Transcribe the records in full, keeping every character as it is.
-- Start of MATERIAL FOR THE TASK --
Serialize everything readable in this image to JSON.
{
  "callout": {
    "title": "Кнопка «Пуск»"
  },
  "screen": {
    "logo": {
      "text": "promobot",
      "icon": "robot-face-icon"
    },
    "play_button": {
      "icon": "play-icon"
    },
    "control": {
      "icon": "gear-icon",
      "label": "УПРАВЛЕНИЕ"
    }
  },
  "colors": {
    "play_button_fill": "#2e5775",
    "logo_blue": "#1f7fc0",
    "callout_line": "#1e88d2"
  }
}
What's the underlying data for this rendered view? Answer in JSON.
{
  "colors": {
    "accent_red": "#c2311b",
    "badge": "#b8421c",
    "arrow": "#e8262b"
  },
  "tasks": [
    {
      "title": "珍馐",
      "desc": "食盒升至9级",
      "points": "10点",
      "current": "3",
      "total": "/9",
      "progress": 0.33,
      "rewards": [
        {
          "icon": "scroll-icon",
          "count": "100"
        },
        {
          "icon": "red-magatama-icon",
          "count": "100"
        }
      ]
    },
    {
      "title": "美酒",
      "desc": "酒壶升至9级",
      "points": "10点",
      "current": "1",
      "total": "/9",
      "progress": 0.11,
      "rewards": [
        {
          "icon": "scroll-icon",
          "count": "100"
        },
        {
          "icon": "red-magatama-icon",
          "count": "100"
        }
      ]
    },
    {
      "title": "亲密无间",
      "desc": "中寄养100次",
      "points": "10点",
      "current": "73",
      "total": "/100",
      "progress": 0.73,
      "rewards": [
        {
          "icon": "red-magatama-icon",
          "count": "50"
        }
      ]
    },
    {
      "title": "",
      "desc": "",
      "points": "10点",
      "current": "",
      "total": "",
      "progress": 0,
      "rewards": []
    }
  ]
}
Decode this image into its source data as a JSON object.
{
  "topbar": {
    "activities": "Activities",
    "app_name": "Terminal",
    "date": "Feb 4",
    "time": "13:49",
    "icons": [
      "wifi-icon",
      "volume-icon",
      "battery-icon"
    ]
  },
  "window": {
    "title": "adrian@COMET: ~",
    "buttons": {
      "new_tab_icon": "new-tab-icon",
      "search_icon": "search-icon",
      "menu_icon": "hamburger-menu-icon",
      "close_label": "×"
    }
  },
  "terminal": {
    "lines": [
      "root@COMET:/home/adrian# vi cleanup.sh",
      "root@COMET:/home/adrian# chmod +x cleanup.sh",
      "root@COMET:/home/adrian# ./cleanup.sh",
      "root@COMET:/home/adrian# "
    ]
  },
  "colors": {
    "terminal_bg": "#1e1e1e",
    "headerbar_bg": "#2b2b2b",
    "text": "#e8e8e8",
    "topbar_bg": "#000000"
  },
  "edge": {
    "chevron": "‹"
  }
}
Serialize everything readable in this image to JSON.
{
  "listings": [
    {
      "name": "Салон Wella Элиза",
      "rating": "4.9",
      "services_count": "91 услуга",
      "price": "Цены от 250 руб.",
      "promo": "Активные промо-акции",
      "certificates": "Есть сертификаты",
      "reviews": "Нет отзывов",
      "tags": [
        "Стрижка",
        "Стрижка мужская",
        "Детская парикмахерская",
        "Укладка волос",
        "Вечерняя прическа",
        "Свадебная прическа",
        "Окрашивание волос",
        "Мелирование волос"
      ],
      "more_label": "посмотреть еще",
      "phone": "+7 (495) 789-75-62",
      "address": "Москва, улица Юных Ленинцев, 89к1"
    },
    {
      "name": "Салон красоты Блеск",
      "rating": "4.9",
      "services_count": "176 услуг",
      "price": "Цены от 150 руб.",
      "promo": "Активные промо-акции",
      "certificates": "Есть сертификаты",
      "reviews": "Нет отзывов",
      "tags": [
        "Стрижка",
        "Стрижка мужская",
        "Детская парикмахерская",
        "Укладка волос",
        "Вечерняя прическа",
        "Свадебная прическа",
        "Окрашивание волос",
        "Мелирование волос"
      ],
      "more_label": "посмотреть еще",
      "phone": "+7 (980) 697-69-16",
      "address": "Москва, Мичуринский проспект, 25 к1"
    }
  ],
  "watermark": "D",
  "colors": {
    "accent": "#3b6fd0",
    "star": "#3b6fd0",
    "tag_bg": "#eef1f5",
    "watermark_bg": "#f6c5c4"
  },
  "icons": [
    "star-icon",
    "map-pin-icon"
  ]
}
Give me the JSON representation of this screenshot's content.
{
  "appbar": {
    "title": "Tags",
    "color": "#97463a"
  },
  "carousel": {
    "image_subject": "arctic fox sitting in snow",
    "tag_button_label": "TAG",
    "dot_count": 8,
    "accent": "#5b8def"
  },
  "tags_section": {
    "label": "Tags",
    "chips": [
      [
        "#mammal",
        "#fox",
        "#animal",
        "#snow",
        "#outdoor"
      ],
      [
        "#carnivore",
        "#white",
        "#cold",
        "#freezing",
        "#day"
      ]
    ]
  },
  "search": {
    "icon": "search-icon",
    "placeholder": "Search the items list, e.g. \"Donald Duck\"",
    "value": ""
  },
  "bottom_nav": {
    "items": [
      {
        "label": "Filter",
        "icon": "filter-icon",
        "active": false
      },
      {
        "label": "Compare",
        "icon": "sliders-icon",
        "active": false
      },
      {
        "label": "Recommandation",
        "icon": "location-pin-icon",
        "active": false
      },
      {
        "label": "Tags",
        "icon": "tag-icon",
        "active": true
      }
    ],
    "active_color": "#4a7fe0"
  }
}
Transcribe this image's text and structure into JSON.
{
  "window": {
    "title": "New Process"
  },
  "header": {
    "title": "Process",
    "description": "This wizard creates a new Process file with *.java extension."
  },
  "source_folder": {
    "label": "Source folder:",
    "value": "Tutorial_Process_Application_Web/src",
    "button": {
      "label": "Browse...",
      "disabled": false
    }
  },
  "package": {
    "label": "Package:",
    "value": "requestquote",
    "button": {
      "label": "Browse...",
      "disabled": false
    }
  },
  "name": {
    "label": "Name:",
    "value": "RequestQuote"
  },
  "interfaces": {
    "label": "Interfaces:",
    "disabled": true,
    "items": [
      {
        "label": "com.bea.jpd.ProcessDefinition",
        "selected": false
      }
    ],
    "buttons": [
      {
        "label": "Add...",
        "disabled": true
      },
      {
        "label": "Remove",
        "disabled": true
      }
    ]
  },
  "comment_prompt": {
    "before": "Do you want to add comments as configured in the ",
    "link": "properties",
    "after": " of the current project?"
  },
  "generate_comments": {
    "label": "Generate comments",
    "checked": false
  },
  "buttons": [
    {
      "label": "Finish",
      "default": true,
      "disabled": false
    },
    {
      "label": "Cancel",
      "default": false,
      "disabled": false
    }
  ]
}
-- End of MATERIAL FOR THE TASK --
## TASK OUTPUT
Serialize everything readable in this image to JSON.
{
  "callout": {
    "title": "Кнопка «Пуск»"
  },
  "screen": {
    "logo": {
      "text": "promobot",
      "icon": "robot-face-icon"
    },
    "play_button": {
      "icon": "play-icon"
    },
    "control": {
      "icon": "gear-icon",
      "label": "УПРАВЛЕНИЕ"
    }
  },
  "colors": {
    "play_button_fill": "#2e5775",
    "logo_blue": "#1f7fc0",
    "callout_line": "#1e88d2"
  }
}
What's the underlying data for this rendered view? Answer in JSON.
{
  "colors": {
    "accent_red": "#c2311b",
    "badge": "#b8421c",
    "arrow": "#e8262b"
  },
  "tasks": [
    {
      "title": "珍馐",
      "desc": "食盒升至9级",
      "points": "10点",
      "current": "3",
      "total": "/9",
      "progress": 0.33,
      "rewards": [
        {
          "icon": "scroll-icon",
          "count": "100"
        },
        {
          "icon": "red-magatama-icon",
          "count": "100"
        }
      ]
    },
    {
      "title": "美酒",
      "desc": "酒壶升至9级",
      "points": "10点",
      "current": "1",
      "total": "/9",
      "progress": 0.11,
      "rewards": [
        {
          "icon": "scroll-icon",
          "count": "100"
        },
        {
          "icon": "red-magatama-icon",
          "count": "100"
        }
      ]
    },
    {
      "title": "亲密无间",
      "desc": "中寄养100次",
      "points": "10点",
      "current": "73",
      "total": "/100",
      "progress": 0.73,
      "rewards": [
        {
          "icon": "red-magatama-icon",
          "count": "50"
        }
      ]
    },
    {
      "title": "",
      "desc": "",
      "points": "10点",
      "current": "",
      "total": "",
      "progress": 0,
      "rewards": []
    }
  ]
}
Decode this image into its source data as a JSON object.
{
  "topbar": {
    "activities": "Activities",
    "app_name": "Terminal",
    "date": "Feb 4",
    "time": "13:49",
    "icons": [
      "wifi-icon",
      "volume-icon",
      "battery-icon"
    ]
  },
  "window": {
    "title": "adrian@COMET: ~",
    "buttons": {
      "new_tab_icon": "new-tab-icon",
      "search_icon": "search-icon",
      "menu_icon": "hamburger-menu-icon",
      "close_label": "×"
    }
  },
  "terminal": {
    "lines": [
      "root@COMET:/home/adrian# vi cleanup.sh",
      "root@COMET:/home/adrian# chmod +x cleanup.sh",
      "root@COMET:/home/adrian# ./cleanup.sh",
      "root@COMET:/home/adrian# "
    ]
  },
  "colors": {
    "terminal_bg": "#1e1e1e",
    "headerbar_bg": "#2b2b2b",
    "text": "#e8e8e8",
    "topbar_bg": "#000000"
  },
  "edge": {
    "chevron": "‹"
  }
}
Serialize everything readable in this image to JSON.
{
  "listings": [
    {
      "name": "Салон Wella Элиза",
      "rating": "4.9",
      "services_count": "91 услуга",
      "price": "Цены от 250 руб.",
      "promo": "Активные промо-акции",
      "certificates": "Есть сертификаты",
      "reviews": "Нет отзывов",
      "tags": [
        "Стрижка",
        "Стрижка мужская",
        "Детская парикмахерская",
        "Укладка волос",
        "Вечерняя прическа",
        "Свадебная прическа",
        "Окрашивание волос",
        "Мелирование волос"
      ],
      "more_label": "посмотреть еще",
      "phone": "+7 (495) 789-75-62",
      "address": "Москва, улица Юных Ленинцев, 89к1"
    },
    {
      "name": "Салон красоты Блеск",
      "rating": "4.9",
      "services_count": "176 услуг",
      "price": "Цены от 150 руб.",
      "promo": "Активные промо-акции",
      "certificates": "Есть сертификаты",
      "reviews": "Нет отзывов",
      "tags": [
        "Стрижка",
        "Стрижка мужская",
        "Детская парикмахерская",
        "Укладка волос",
        "Вечерняя прическа",
        "Свадебная прическа",
        "Окрашивание волос",
        "Мелирование волос"
      ],
      "more_label": "посмотреть еще",
      "phone": "+7 (980) 697-69-16",
      "address": "Москва, Мичуринский проспект, 25 к1"
    }
  ],
  "watermark": "D",
  "colors": {
    "accent": "#3b6fd0",
    "star": "#3b6fd0",
    "tag_bg": "#eef1f5",
    "watermark_bg": "#f6c5c4"
  },
  "icons": [
    "star-icon",
    "map-pin-icon"
  ]
}
Give me the JSON representation of this screenshot's content.
{
  "appbar": {
    "title": "Tags",
    "color": "#97463a"
  },
  "carousel": {
    "image_subject": "arctic fox sitting in snow",
    "tag_button_label": "TAG",
    "dot_count": 8,
    "accent": "#5b8def"
  },
  "tags_section": {
    "label": "Tags",
    "chips": [
      [
        "#mammal",
        "#fox",
        "#animal",
        "#snow",
        "#outdoor"
      ],
      [
        "#carnivore",
        "#white",
        "#cold",
        "#freezing",
        "#day"
      ]
    ]
  },
  "search": {
    "icon": "search-icon",
    "placeholder": "Search the items list, e.g. \"Donald Duck\"",
    "value": ""
  },
  "bottom_nav": {
    "items": [
      {
        "label": "Filter",
        "icon": "filter-icon",
        "active": false
      },
      {
        "label": "Compare",
        "icon": "sliders-icon",
        "active": false
      },
      {
        "label": "Recommandation",
        "icon": "location-pin-icon",
        "active": false
      },
      {
        "label": "Tags",
        "icon": "tag-icon",
        "active": true
      }
    ],
    "active_color": "#4a7fe0"
  }
}
Transcribe this image's text and structure into JSON.
{
  "window": {
    "title": "New Process"
  },
  "header": {
    "title": "Process",
    "description": "This wizard creates a new Process file with *.java extension."
  },
  "source_folder": {
    "label": "Source folder:",
    "value": "Tutorial_Process_Application_Web/src",
    "button": {
      "label": "Browse...",
      "disabled": false
    }
  },
  "package": {
    "label": "Package:",
    "value": "requestquote",
    "button": {
      "label": "Browse...",
      "disabled": false
    }
  },
  "name": {
    "label": "Name:",
    "value": "RequestQuote"
  },
  "interfaces": {
    "label": "Interfaces:",
    "disabled": true,
    "items": [
      {
        "label": "com.bea.jpd.ProcessDefinition",
        "selected": false
      }
    ],
    "buttons": [
      {
        "label": "Add...",
        "disabled": true
      },
      {
        "label": "Remove",
        "disabled": true
      }
    ]
  },
  "comment_prompt": {
    "before": "Do you want to add comments as configured in the ",
    "link": "properties",
    "after": " of the current project?"
  },
  "generate_comments": {
    "label": "Generate comments",
    "checked": false
  },
  "buttons": [
    {
      "label": "Finish",
      "default": true,
      "disabled": false
    },
    {
      "label": "Cancel",
      "default": false,
      "disabled": false
    }
  ]
}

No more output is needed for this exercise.